━━━ Exercise input ━━━

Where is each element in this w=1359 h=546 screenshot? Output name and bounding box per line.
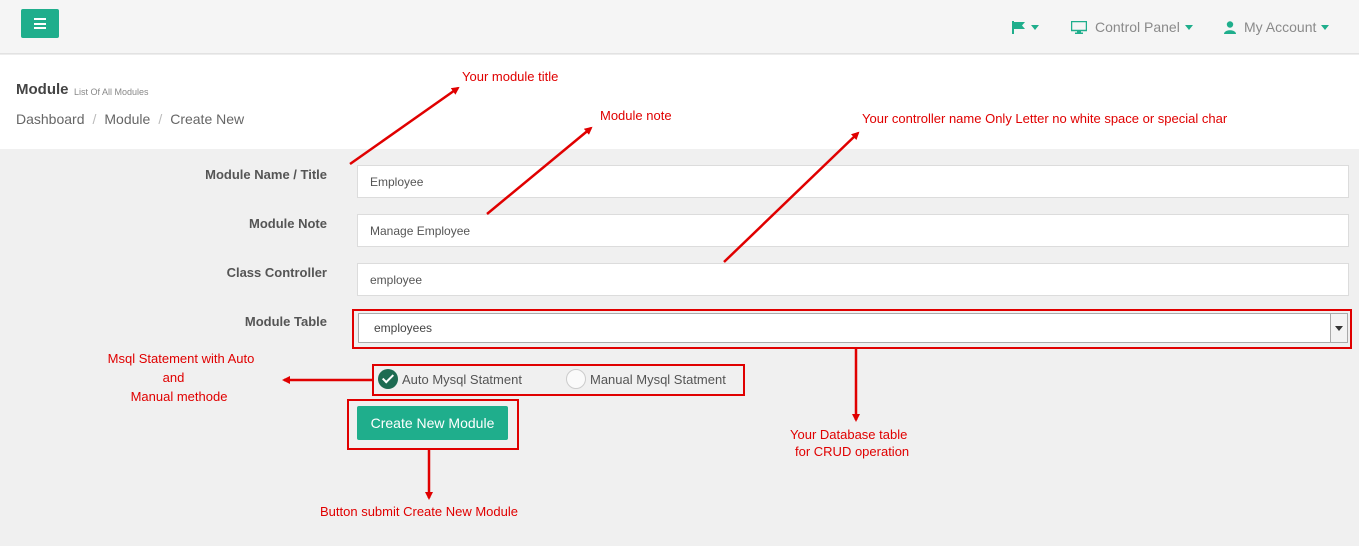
annotation-msql-1: Msql Statement with Auto: [107, 351, 255, 366]
annotation-db-table-1: Your Database table: [790, 427, 908, 442]
annotation-db-table-2: for CRUD operation: [795, 444, 910, 459]
my-account-dropdown[interactable]: My Account: [1224, 0, 1330, 54]
breadcrumb-dashboard[interactable]: Dashboard: [16, 111, 85, 127]
control-panel-label: Control Panel: [1095, 19, 1180, 35]
flag-icon: [1012, 20, 1025, 34]
monitor-icon: [1071, 20, 1087, 34]
breadcrumb: Dashboard / Module / Create New: [16, 111, 244, 127]
breadcrumb-module[interactable]: Module: [104, 111, 150, 127]
page-title: Module: [16, 81, 69, 98]
control-panel-dropdown[interactable]: Control Panel: [1071, 0, 1193, 54]
annotation-msql-2: and: [162, 370, 185, 385]
user-icon: [1224, 20, 1236, 34]
module-table-label: Module Table: [244, 314, 327, 329]
class-controller-input[interactable]: [357, 263, 1349, 296]
module-note-input[interactable]: [357, 214, 1349, 247]
highlight-box-button: [347, 399, 519, 450]
chevron-down-icon: [1184, 24, 1193, 30]
highlight-box-table: [352, 309, 1352, 349]
menu-toggle-button[interactable]: [21, 9, 59, 38]
breadcrumb-separator: /: [158, 111, 163, 127]
breadcrumb-create-new: Create New: [170, 111, 245, 127]
module-name-label: Module Name / Title: [205, 167, 327, 182]
annotation-msql-3: Manual methode: [130, 389, 228, 404]
annotation-button-submit: Button submit Create New Module: [320, 504, 518, 519]
chevron-down-icon: [1031, 24, 1039, 30]
breadcrumb-separator: /: [92, 111, 97, 127]
top-navbar: Control Panel My Account: [0, 0, 1359, 54]
annotation-controller-name: Your controller name Only Letter no whit…: [862, 111, 1228, 126]
module-name-input[interactable]: [357, 165, 1349, 198]
my-account-label: My Account: [1244, 19, 1317, 35]
highlight-box-radios: [372, 364, 745, 396]
page-subtitle: List Of All Modules: [74, 87, 149, 97]
module-note-label: Module Note: [249, 216, 327, 231]
annotation-module-note: Module note: [600, 108, 672, 123]
class-controller-label: Class Controller: [226, 265, 327, 280]
bars-icon: [34, 18, 46, 29]
flag-dropdown[interactable]: [1012, 0, 1039, 54]
page-header: Module List Of All Modules Dashboard / Mod…: [0, 55, 1359, 149]
chevron-down-icon: [1321, 24, 1330, 30]
annotation-module-title: Your module title: [462, 69, 559, 84]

━━━

Work to be completed
Please pull out every line of the records that contains the string "Modules".

Result
page-subtitle: List Of All Modules: [74, 87, 149, 97]
page-header: Module List Of All Modules Dashboard / Mod…: [0, 55, 1359, 149]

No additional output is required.